▶ **Stated task**
In the entries below, find every line with "Voltage" and copy it.

▶ **Data section**

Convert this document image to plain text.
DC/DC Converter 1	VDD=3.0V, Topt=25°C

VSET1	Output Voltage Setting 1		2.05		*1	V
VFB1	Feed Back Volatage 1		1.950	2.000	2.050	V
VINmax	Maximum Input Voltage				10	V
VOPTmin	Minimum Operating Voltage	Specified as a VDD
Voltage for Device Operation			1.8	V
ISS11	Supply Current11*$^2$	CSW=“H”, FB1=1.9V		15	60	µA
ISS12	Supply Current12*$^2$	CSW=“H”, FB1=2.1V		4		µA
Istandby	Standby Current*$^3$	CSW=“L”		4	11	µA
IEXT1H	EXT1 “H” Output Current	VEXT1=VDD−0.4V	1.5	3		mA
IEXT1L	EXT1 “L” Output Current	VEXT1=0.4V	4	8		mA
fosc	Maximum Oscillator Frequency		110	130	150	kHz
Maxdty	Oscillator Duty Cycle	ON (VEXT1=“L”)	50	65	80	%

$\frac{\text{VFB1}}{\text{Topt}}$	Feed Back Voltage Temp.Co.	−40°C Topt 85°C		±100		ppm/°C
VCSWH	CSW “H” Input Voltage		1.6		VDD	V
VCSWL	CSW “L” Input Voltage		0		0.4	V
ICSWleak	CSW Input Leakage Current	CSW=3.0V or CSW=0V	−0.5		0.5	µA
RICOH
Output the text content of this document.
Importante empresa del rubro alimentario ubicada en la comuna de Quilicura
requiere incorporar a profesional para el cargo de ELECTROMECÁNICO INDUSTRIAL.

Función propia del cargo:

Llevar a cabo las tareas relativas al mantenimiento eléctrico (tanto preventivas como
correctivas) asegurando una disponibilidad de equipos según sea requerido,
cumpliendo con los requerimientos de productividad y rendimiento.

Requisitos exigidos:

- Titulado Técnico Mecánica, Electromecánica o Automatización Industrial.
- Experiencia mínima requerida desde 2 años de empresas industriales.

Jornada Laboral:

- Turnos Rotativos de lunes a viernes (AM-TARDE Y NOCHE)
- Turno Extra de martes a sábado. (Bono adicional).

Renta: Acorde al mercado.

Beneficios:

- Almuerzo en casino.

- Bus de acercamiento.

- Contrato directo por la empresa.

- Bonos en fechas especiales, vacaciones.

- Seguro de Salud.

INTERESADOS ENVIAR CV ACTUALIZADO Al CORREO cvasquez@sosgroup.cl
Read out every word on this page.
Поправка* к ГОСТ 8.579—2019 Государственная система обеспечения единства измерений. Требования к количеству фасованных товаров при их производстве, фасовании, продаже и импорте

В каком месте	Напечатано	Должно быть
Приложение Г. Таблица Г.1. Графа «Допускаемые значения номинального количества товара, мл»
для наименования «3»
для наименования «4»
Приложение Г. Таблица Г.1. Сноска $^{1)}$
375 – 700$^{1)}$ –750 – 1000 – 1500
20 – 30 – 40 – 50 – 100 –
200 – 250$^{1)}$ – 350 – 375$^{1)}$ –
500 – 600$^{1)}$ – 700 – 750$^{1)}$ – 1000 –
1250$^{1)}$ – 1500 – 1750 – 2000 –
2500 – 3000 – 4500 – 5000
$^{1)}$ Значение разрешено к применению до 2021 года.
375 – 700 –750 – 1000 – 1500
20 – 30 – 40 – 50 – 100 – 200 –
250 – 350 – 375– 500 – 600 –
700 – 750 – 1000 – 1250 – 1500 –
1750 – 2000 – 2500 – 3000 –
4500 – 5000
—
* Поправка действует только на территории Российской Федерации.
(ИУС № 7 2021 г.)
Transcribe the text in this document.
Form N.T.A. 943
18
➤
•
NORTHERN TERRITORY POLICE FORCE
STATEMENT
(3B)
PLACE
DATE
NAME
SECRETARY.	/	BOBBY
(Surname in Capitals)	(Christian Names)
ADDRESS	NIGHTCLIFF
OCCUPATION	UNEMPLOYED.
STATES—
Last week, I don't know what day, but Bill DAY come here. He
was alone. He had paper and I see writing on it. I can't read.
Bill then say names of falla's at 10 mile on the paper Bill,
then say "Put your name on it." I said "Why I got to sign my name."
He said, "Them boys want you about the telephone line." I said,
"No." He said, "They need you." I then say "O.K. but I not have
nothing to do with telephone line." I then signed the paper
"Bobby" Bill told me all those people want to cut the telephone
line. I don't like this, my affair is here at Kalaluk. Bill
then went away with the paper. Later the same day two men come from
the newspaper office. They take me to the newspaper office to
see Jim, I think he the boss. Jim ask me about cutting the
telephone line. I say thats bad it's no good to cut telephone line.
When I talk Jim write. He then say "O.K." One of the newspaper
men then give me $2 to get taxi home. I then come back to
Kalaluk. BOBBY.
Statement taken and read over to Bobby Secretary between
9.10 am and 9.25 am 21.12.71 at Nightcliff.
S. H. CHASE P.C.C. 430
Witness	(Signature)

▶ **Task response**
VSET1	Output Voltage Setting 1		2.05		*1	V
VINmax	Maximum Input Voltage				10	V
VOPTmin	Minimum Operating Voltage	Specified as a VDD
Voltage for Device Operation			1.8	V
$\frac{\text{VFB1}}{\text{Topt}}$	Feed Back Voltage Temp.Co.	−40°C Topt 85°C		±100		ppm/°C
VCSWH	CSW “H” Input Voltage		1.6		VDD	V
VCSWL	CSW “L” Input Voltage		0		0.4	V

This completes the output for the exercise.